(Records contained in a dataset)

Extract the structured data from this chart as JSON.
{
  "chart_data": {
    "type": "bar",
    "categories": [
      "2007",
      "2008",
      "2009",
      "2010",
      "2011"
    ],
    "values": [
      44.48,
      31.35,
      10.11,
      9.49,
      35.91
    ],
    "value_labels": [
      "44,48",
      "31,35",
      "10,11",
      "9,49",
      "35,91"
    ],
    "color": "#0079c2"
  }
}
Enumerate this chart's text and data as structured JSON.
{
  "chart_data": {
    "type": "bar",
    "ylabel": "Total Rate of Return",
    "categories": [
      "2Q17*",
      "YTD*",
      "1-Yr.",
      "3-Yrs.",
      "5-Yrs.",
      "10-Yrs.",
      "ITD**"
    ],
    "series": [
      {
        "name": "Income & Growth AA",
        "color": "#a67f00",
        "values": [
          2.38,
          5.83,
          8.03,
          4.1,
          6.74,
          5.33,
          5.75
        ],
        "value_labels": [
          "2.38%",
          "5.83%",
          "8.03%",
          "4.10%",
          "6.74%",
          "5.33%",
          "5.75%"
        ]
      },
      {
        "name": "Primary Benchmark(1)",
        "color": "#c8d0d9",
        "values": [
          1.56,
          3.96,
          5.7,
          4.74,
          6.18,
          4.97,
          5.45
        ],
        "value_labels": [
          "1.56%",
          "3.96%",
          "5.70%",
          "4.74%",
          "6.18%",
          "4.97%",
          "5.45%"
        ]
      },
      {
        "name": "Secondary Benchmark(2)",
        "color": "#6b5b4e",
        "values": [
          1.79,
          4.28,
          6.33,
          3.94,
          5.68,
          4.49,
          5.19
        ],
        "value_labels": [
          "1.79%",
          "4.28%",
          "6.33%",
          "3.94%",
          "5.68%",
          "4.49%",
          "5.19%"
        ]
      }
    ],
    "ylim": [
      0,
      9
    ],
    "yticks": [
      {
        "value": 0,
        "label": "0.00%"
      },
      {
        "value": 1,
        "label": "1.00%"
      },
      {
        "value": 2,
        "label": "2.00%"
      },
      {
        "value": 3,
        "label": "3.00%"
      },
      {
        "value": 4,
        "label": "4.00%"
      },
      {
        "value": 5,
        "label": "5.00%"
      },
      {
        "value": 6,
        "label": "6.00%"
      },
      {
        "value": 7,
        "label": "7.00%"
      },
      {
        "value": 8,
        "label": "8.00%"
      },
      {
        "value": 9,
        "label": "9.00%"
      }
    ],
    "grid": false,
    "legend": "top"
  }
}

AIM OF THE EXERCISE:
From the listing above, collect every line that mentions the word "Benchmark".

TASK SOLUTION:
        "name": "Primary Benchmark(1)",
        "name": "Secondary Benchmark(2)",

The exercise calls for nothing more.